What to work on:
Will you output the entries below exactly, skipping every image they contain?

Data to process:

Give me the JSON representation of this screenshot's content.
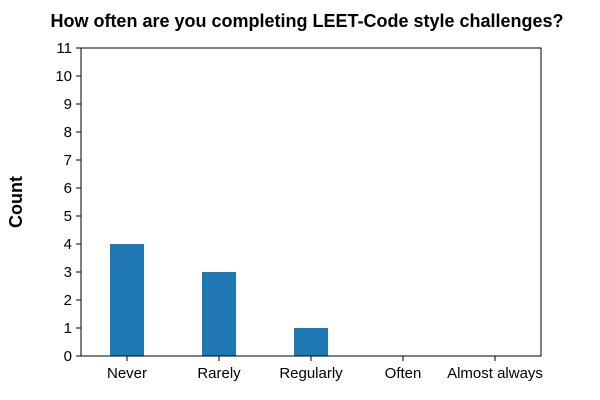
{
  "chart_data": {
    "type": "bar",
    "title": "How often are you completing LEET-Code style challenges?",
    "xlabel": "",
    "ylabel": "Count",
    "categories": [
      "Never",
      "Rarely",
      "Regularly",
      "Often",
      "Almost always"
    ],
    "values": [
      4,
      3,
      1,
      0,
      0
    ],
    "ylim": [
      0,
      11
    ],
    "yticks": [
      0,
      1,
      2,
      3,
      4,
      5,
      6,
      7,
      8,
      9,
      10,
      11
    ],
    "bar_color": "#1f77b4",
    "grid": false,
    "legend": "none"
  }
}
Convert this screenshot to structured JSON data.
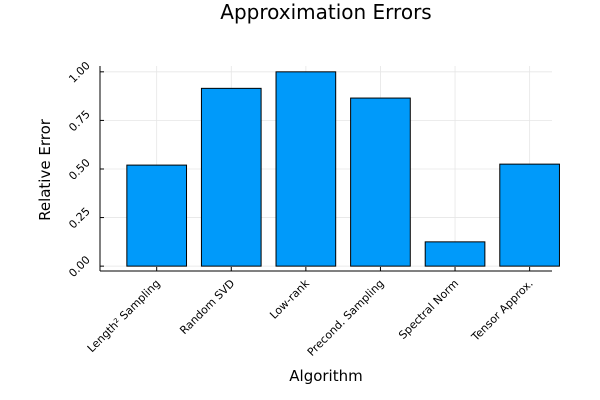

Solution below:
Give me the JSON representation of this screenshot's content.
{
  "chart_data": {
    "type": "bar",
    "title": "How often are you completing LEET-Code style challenges?",
    "xlabel": "",
    "ylabel": "Count",
    "categories": [
      "Never",
      "Rarely",
      "Regularly",
      "Often",
      "Almost always"
    ],
    "values": [
      4,
      3,
      1,
      0,
      0
    ],
    "ylim": [
      0,
      11
    ],
    "yticks": [
      0,
      1,
      2,
      3,
      4,
      5,
      6,
      7,
      8,
      9,
      10,
      11
    ],
    "bar_color": "#1f77b4",
    "grid": false,
    "legend": "none"
  }
}
Convert this screenshot to structured JSON data.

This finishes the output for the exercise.